» **WORK INSTRUCTIONS**
Copy nothing but the text: repeat each entry exactly and drop the images.

--- START THE DATA ---

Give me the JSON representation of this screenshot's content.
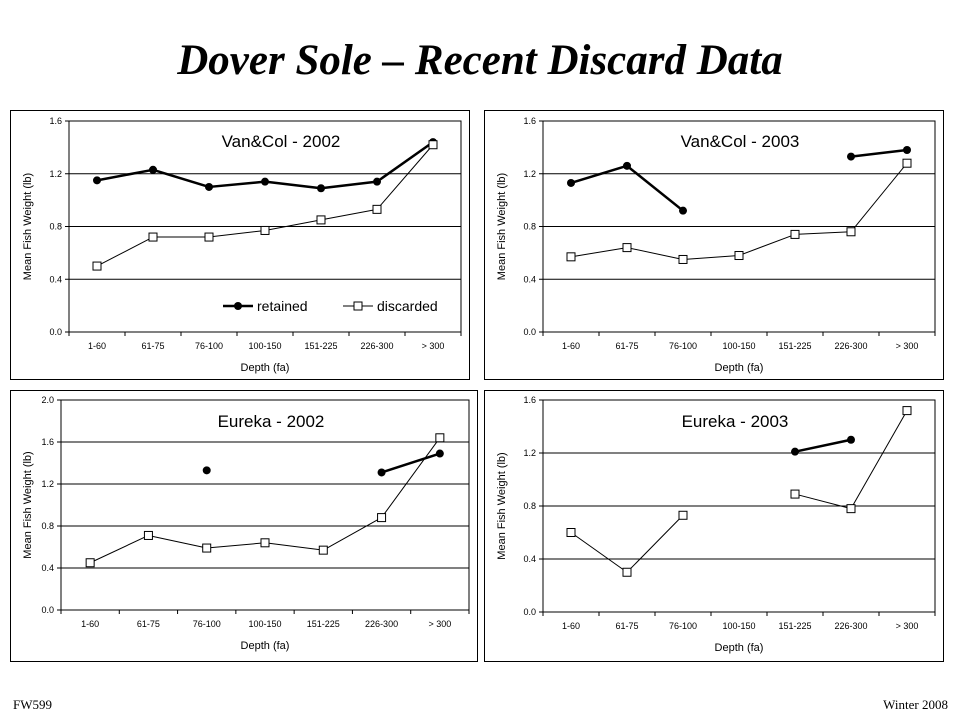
{
  "title": "Dover Sole – Recent Discard Data",
  "footer": {
    "left": "FW599",
    "right": "Winter 2008"
  },
  "chart_data": [
    {
      "type": "line",
      "title": "Van&Col - 2002",
      "xlabel": "Depth (fa)",
      "ylabel": "Mean Fish Weight (lb)",
      "categories": [
        "1-60",
        "61-75",
        "76-100",
        "100-150",
        "151-225",
        "226-300",
        "> 300"
      ],
      "ylim": [
        0,
        1.6
      ],
      "yticks": [
        "0.0",
        "0.4",
        "0.8",
        "1.2",
        "1.6"
      ],
      "legend": "bottom-right",
      "series": [
        {
          "name": "retained",
          "marker": "filled-circle",
          "values": [
            1.15,
            1.23,
            1.1,
            1.14,
            1.09,
            1.14,
            1.44
          ]
        },
        {
          "name": "discarded",
          "marker": "open-square",
          "values": [
            0.5,
            0.72,
            0.72,
            0.77,
            0.85,
            0.93,
            1.42
          ]
        }
      ]
    },
    {
      "type": "line",
      "title": "Van&Col - 2003",
      "xlabel": "Depth (fa)",
      "ylabel": "Mean Fish Weight (lb)",
      "categories": [
        "1-60",
        "61-75",
        "76-100",
        "100-150",
        "151-225",
        "226-300",
        "> 300"
      ],
      "ylim": [
        0,
        1.6
      ],
      "yticks": [
        "0.0",
        "0.4",
        "0.8",
        "1.2",
        "1.6"
      ],
      "series": [
        {
          "name": "retained",
          "marker": "filled-circle",
          "values": [
            1.13,
            1.26,
            0.92,
            null,
            null,
            1.33,
            1.38
          ]
        },
        {
          "name": "discarded",
          "marker": "open-square",
          "values": [
            0.57,
            0.64,
            0.55,
            0.58,
            0.74,
            0.76,
            1.28
          ]
        }
      ]
    },
    {
      "type": "line",
      "title": "Eureka - 2002",
      "xlabel": "Depth (fa)",
      "ylabel": "Mean Fish Weight (lb)",
      "categories": [
        "1-60",
        "61-75",
        "76-100",
        "100-150",
        "151-225",
        "226-300",
        "> 300"
      ],
      "ylim": [
        0,
        2.0
      ],
      "yticks": [
        "0.0",
        "0.4",
        "0.8",
        "1.2",
        "1.6",
        "2.0"
      ],
      "series": [
        {
          "name": "retained",
          "marker": "filled-circle",
          "values": [
            null,
            null,
            1.33,
            null,
            null,
            1.31,
            1.49
          ]
        },
        {
          "name": "discarded",
          "marker": "open-square",
          "values": [
            0.45,
            0.71,
            0.59,
            0.64,
            0.57,
            0.88,
            1.64
          ]
        }
      ]
    },
    {
      "type": "line",
      "title": "Eureka - 2003",
      "xlabel": "Depth (fa)",
      "ylabel": "Mean Fish Weight (lb)",
      "categories": [
        "1-60",
        "61-75",
        "76-100",
        "100-150",
        "151-225",
        "226-300",
        "> 300"
      ],
      "ylim": [
        0,
        1.6
      ],
      "yticks": [
        "0.0",
        "0.4",
        "0.8",
        "1.2",
        "1.6"
      ],
      "series": [
        {
          "name": "retained",
          "marker": "filled-circle",
          "values": [
            null,
            null,
            null,
            null,
            1.21,
            1.3,
            null
          ]
        },
        {
          "name": "discarded",
          "marker": "open-square",
          "values": [
            0.6,
            0.3,
            0.73,
            null,
            0.89,
            0.78,
            1.52
          ]
        }
      ]
    }
  ]
}
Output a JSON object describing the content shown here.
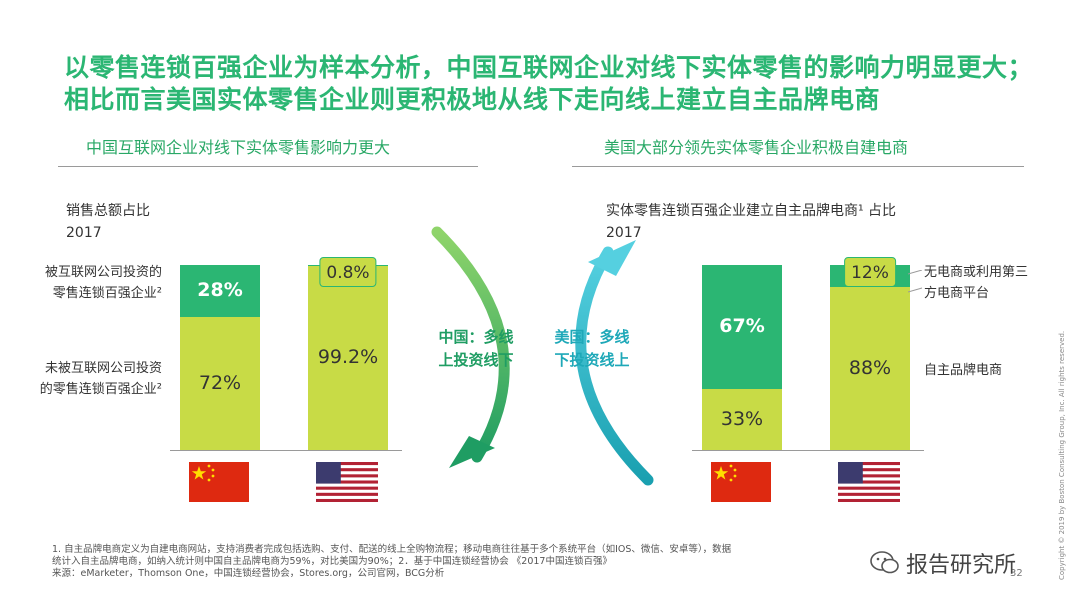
{
  "title": "以零售连锁百强企业为样本分析，中国互联网企业对线下实体零售的影响力明显更大；相比而言美国实体零售企业则更积极地从线下走向线上建立自主品牌电商",
  "left": {
    "heading": "中国互联网企业对线下实体零售影响力更大",
    "axis_title_line1": "销售总额占比",
    "axis_title_line2": "2017",
    "label_top": "被互联网公司投资的零售连锁百强企业²",
    "label_bottom": "未被互联网公司投资的零售连锁百强企业²"
  },
  "right": {
    "heading": "美国大部分领先实体零售企业积极自建电商",
    "axis_title_line1": "实体零售连锁百强企业建立自主品牌电商¹ 占比",
    "axis_title_line2": "2017",
    "label_top": "无电商或利用第三方电商平台",
    "label_bottom": "自主品牌电商"
  },
  "middle": {
    "china_text": "中国：多线上投资线下",
    "us_text": "美国：多线下投资线上"
  },
  "chart_data": [
    {
      "type": "bar",
      "stacked": true,
      "title": "销售总额占比 2017",
      "categories": [
        "中国",
        "美国"
      ],
      "series": [
        {
          "name": "被互联网公司投资的零售连锁百强企业²",
          "values": [
            28,
            0.8
          ],
          "labels": [
            "28%",
            "0.8%"
          ],
          "color": "#2bb673"
        },
        {
          "name": "未被互联网公司投资的零售连锁百强企业²",
          "values": [
            72,
            99.2
          ],
          "labels": [
            "72%",
            "99.2%"
          ],
          "color": "#c8db46"
        }
      ],
      "ylim": [
        0,
        100
      ]
    },
    {
      "type": "bar",
      "stacked": true,
      "title": "实体零售连锁百强企业建立自主品牌电商¹ 占比 2017",
      "categories": [
        "中国",
        "美国"
      ],
      "series": [
        {
          "name": "无电商或利用第三方电商平台",
          "values": [
            67,
            12
          ],
          "labels": [
            "67%",
            "12%"
          ],
          "color": "#2bb673"
        },
        {
          "name": "自主品牌电商",
          "values": [
            33,
            88
          ],
          "labels": [
            "33%",
            "88%"
          ],
          "color": "#c8db46"
        }
      ],
      "ylim": [
        0,
        100
      ]
    }
  ],
  "footnotes": {
    "line1": "1. 自主品牌电商定义为自建电商网站，支持消费者完成包括选购、支付、配送的线上全购物流程；移动电商往往基于多个系统平台（如IOS、微信、安卓等），数据",
    "line2": "统计入自主品牌电商，如纳入统计则中国自主品牌电商为59%，对比美国为90%；2．基于中国连锁经营协会 《2017中国连锁百强》",
    "line3": "来源：eMarketer，Thomson One，中国连锁经营协会，Stores.org，公司官网，BCG分析"
  },
  "page_number": "32",
  "copyright": "Copyright © 2019 by Boston Consulting Group, Inc. All rights reserved.",
  "watermark": "报告研究所",
  "colors": {
    "green": "#2bb673",
    "lime": "#c8db46",
    "teal": "#1ea8b8"
  }
}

--- END THE DATA ---

» **WRITTEN REPLY**
Give me the JSON representation of this screenshot's content.
{
  "title": "Dover Sole – Recent Discard Data",
  "footer": {
    "left": "FW599",
    "right": "Winter 2008"
  },
  "chart_data": [
    {
      "type": "line",
      "title": "Van&Col - 2002",
      "xlabel": "Depth (fa)",
      "ylabel": "Mean Fish Weight (lb)",
      "categories": [
        "1-60",
        "61-75",
        "76-100",
        "100-150",
        "151-225",
        "226-300",
        "> 300"
      ],
      "ylim": [
        0,
        1.6
      ],
      "yticks": [
        "0.0",
        "0.4",
        "0.8",
        "1.2",
        "1.6"
      ],
      "legend": "bottom-right",
      "series": [
        {
          "name": "retained",
          "marker": "filled-circle",
          "values": [
            1.15,
            1.23,
            1.1,
            1.14,
            1.09,
            1.14,
            1.44
          ]
        },
        {
          "name": "discarded",
          "marker": "open-square",
          "values": [
            0.5,
            0.72,
            0.72,
            0.77,
            0.85,
            0.93,
            1.42
          ]
        }
      ]
    },
    {
      "type": "line",
      "title": "Van&Col - 2003",
      "xlabel": "Depth (fa)",
      "ylabel": "Mean Fish Weight (lb)",
      "categories": [
        "1-60",
        "61-75",
        "76-100",
        "100-150",
        "151-225",
        "226-300",
        "> 300"
      ],
      "ylim": [
        0,
        1.6
      ],
      "yticks": [
        "0.0",
        "0.4",
        "0.8",
        "1.2",
        "1.6"
      ],
      "series": [
        {
          "name": "retained",
          "marker": "filled-circle",
          "values": [
            1.13,
            1.26,
            0.92,
            null,
            null,
            1.33,
            1.38
          ]
        },
        {
          "name": "discarded",
          "marker": "open-square",
          "values": [
            0.57,
            0.64,
            0.55,
            0.58,
            0.74,
            0.76,
            1.28
          ]
        }
      ]
    },
    {
      "type": "line",
      "title": "Eureka - 2002",
      "xlabel": "Depth (fa)",
      "ylabel": "Mean Fish Weight (lb)",
      "categories": [
        "1-60",
        "61-75",
        "76-100",
        "100-150",
        "151-225",
        "226-300",
        "> 300"
      ],
      "ylim": [
        0,
        2.0
      ],
      "yticks": [
        "0.0",
        "0.4",
        "0.8",
        "1.2",
        "1.6",
        "2.0"
      ],
      "series": [
        {
          "name": "retained",
          "marker": "filled-circle",
          "values": [
            null,
            null,
            1.33,
            null,
            null,
            1.31,
            1.49
          ]
        },
        {
          "name": "discarded",
          "marker": "open-square",
          "values": [
            0.45,
            0.71,
            0.59,
            0.64,
            0.57,
            0.88,
            1.64
          ]
        }
      ]
    },
    {
      "type": "line",
      "title": "Eureka - 2003",
      "xlabel": "Depth (fa)",
      "ylabel": "Mean Fish Weight (lb)",
      "categories": [
        "1-60",
        "61-75",
        "76-100",
        "100-150",
        "151-225",
        "226-300",
        "> 300"
      ],
      "ylim": [
        0,
        1.6
      ],
      "yticks": [
        "0.0",
        "0.4",
        "0.8",
        "1.2",
        "1.6"
      ],
      "series": [
        {
          "name": "retained",
          "marker": "filled-circle",
          "values": [
            null,
            null,
            null,
            null,
            1.21,
            1.3,
            null
          ]
        },
        {
          "name": "discarded",
          "marker": "open-square",
          "values": [
            0.6,
            0.3,
            0.73,
            null,
            0.89,
            0.78,
            1.52
          ]
        }
      ]
    }
  ]
}
Output a JSON object describing the content shown here.
{
  "title": "以零售连锁百强企业为样本分析，中国互联网企业对线下实体零售的影响力明显更大；相比而言美国实体零售企业则更积极地从线下走向线上建立自主品牌电商",
  "left": {
    "heading": "中国互联网企业对线下实体零售影响力更大",
    "axis_title_line1": "销售总额占比",
    "axis_title_line2": "2017",
    "label_top": "被互联网公司投资的零售连锁百强企业²",
    "label_bottom": "未被互联网公司投资的零售连锁百强企业²"
  },
  "right": {
    "heading": "美国大部分领先实体零售企业积极自建电商",
    "axis_title_line1": "实体零售连锁百强企业建立自主品牌电商¹ 占比",
    "axis_title_line2": "2017",
    "label_top": "无电商或利用第三方电商平台",
    "label_bottom": "自主品牌电商"
  },
  "middle": {
    "china_text": "中国：多线上投资线下",
    "us_text": "美国：多线下投资线上"
  },
  "chart_data": [
    {
      "type": "bar",
      "stacked": true,
      "title": "销售总额占比 2017",
      "categories": [
        "中国",
        "美国"
      ],
      "series": [
        {
          "name": "被互联网公司投资的零售连锁百强企业²",
          "values": [
            28,
            0.8
          ],
          "labels": [
            "28%",
            "0.8%"
          ],
          "color": "#2bb673"
        },
        {
          "name": "未被互联网公司投资的零售连锁百强企业²",
          "values": [
            72,
            99.2
          ],
          "labels": [
            "72%",
            "99.2%"
          ],
          "color": "#c8db46"
        }
      ],
      "ylim": [
        0,
        100
      ]
    },
    {
      "type": "bar",
      "stacked": true,
      "title": "实体零售连锁百强企业建立自主品牌电商¹ 占比 2017",
      "categories": [
        "中国",
        "美国"
      ],
      "series": [
        {
          "name": "无电商或利用第三方电商平台",
          "values": [
            67,
            12
          ],
          "labels": [
            "67%",
            "12%"
          ],
          "color": "#2bb673"
        },
        {
          "name": "自主品牌电商",
          "values": [
            33,
            88
          ],
          "labels": [
            "33%",
            "88%"
          ],
          "color": "#c8db46"
        }
      ],
      "ylim": [
        0,
        100
      ]
    }
  ],
  "footnotes": {
    "line1": "1. 自主品牌电商定义为自建电商网站，支持消费者完成包括选购、支付、配送的线上全购物流程；移动电商往往基于多个系统平台（如IOS、微信、安卓等），数据",
    "line2": "统计入自主品牌电商，如纳入统计则中国自主品牌电商为59%，对比美国为90%；2．基于中国连锁经营协会 《2017中国连锁百强》",
    "line3": "来源：eMarketer，Thomson One，中国连锁经营协会，Stores.org，公司官网，BCG分析"
  },
  "page_number": "32",
  "copyright": "Copyright © 2019 by Boston Consulting Group, Inc. All rights reserved.",
  "watermark": "报告研究所",
  "colors": {
    "green": "#2bb673",
    "lime": "#c8db46",
    "teal": "#1ea8b8"
  }
}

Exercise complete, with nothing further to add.